Records for the exercise:
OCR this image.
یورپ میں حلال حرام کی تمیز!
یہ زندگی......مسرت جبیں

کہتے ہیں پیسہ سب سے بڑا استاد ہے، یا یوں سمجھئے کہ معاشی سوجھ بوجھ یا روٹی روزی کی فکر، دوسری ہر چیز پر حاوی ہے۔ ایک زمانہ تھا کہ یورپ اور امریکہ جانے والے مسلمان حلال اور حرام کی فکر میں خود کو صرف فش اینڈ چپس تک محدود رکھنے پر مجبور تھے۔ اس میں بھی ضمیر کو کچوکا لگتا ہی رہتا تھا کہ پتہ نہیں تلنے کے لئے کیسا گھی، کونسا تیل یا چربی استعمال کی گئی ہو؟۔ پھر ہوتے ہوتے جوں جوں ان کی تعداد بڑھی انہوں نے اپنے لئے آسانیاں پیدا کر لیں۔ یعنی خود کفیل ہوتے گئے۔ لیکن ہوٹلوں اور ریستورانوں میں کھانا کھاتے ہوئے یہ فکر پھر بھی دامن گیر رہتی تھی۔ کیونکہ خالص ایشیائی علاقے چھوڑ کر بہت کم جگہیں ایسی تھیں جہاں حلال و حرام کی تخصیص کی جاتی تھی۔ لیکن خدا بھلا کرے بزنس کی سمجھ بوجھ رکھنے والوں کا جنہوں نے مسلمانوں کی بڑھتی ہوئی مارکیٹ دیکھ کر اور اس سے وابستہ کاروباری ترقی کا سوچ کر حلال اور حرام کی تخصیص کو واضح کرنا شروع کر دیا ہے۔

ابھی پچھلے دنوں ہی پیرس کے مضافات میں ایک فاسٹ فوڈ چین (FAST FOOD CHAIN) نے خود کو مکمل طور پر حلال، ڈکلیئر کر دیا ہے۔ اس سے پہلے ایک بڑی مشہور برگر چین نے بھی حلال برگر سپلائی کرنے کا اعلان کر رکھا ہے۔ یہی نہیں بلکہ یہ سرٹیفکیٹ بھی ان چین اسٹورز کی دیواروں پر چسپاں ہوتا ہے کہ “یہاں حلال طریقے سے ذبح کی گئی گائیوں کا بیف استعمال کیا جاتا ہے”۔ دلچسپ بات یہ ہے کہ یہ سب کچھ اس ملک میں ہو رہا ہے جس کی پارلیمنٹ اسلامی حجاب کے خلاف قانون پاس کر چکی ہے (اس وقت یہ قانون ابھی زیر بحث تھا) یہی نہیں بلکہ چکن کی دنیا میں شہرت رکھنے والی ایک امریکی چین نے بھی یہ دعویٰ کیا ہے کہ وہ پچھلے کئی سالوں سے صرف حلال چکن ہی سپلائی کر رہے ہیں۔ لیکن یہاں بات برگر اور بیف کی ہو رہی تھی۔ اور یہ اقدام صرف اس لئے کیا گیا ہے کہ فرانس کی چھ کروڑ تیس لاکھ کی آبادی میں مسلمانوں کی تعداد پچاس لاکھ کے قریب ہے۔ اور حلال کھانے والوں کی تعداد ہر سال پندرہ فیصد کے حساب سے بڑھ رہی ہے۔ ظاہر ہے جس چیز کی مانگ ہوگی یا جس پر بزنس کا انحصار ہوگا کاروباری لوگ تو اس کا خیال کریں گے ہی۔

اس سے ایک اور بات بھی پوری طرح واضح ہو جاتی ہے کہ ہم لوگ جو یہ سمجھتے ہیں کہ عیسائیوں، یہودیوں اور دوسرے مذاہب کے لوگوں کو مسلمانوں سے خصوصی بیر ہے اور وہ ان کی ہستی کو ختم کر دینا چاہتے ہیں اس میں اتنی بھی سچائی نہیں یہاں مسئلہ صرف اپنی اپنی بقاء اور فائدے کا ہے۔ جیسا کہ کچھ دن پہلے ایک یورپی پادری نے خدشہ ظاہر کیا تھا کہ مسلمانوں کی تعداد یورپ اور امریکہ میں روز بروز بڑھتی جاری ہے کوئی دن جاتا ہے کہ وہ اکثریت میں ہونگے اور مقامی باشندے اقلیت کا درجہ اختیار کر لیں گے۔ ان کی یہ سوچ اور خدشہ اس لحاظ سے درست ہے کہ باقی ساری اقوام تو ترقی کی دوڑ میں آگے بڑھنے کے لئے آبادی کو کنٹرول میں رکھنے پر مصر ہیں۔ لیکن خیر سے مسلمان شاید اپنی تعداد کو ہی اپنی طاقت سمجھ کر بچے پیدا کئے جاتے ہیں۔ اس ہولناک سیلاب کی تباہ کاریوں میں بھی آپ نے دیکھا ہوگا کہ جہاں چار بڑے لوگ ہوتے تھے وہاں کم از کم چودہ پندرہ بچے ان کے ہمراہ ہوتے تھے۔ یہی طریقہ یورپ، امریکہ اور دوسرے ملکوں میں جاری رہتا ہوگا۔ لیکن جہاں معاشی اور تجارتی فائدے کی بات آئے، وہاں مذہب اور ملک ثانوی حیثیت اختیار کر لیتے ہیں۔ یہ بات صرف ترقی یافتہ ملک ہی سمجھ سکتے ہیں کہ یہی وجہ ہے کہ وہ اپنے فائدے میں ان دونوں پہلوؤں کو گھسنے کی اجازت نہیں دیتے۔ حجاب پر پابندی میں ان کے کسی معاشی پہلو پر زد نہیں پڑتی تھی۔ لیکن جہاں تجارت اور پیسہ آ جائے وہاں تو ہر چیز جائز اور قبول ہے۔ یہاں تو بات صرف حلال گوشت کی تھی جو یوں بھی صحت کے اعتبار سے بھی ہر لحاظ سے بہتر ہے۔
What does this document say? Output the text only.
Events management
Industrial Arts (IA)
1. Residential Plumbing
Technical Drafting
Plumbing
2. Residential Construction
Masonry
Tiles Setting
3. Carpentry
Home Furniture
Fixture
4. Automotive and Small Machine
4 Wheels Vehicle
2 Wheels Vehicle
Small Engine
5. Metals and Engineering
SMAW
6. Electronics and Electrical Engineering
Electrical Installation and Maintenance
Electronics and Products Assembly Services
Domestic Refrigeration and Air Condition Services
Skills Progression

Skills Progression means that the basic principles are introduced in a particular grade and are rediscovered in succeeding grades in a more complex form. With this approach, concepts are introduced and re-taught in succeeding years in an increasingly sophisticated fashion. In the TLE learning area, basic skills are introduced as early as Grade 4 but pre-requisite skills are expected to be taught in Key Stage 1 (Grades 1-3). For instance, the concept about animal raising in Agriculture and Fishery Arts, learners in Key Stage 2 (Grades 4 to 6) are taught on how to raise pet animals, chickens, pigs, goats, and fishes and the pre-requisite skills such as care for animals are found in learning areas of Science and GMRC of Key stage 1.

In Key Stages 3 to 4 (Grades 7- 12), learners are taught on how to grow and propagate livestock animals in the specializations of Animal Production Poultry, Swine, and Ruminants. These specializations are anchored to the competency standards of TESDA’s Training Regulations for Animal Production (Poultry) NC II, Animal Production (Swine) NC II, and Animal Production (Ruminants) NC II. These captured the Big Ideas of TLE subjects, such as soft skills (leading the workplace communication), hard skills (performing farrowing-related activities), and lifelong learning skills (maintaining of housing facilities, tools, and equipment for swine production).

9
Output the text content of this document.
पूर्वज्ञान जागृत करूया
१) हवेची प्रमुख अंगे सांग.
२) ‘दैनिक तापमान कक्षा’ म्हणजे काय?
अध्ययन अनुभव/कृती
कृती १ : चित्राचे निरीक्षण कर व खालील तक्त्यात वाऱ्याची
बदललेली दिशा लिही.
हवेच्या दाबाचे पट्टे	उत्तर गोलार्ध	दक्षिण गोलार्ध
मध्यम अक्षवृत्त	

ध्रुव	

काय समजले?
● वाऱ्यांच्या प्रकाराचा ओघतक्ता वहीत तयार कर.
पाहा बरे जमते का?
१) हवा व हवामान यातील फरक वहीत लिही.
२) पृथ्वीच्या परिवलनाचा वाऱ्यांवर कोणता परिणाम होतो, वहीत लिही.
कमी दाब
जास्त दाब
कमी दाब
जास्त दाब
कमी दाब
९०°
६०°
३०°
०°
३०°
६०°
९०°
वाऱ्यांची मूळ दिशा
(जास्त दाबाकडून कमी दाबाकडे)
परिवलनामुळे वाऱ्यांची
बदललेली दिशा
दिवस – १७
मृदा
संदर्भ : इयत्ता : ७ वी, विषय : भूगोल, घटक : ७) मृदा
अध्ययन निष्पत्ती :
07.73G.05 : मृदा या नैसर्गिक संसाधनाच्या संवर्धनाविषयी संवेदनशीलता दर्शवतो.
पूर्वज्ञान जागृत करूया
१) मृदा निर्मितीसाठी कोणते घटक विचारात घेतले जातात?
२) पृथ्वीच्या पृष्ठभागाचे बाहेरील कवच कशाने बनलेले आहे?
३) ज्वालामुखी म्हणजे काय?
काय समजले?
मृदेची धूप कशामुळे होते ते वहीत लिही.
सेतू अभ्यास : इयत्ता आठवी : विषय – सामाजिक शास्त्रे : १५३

Job:
Reply with nothing except the number of lines in the listing above that include "Residential".

The output:
2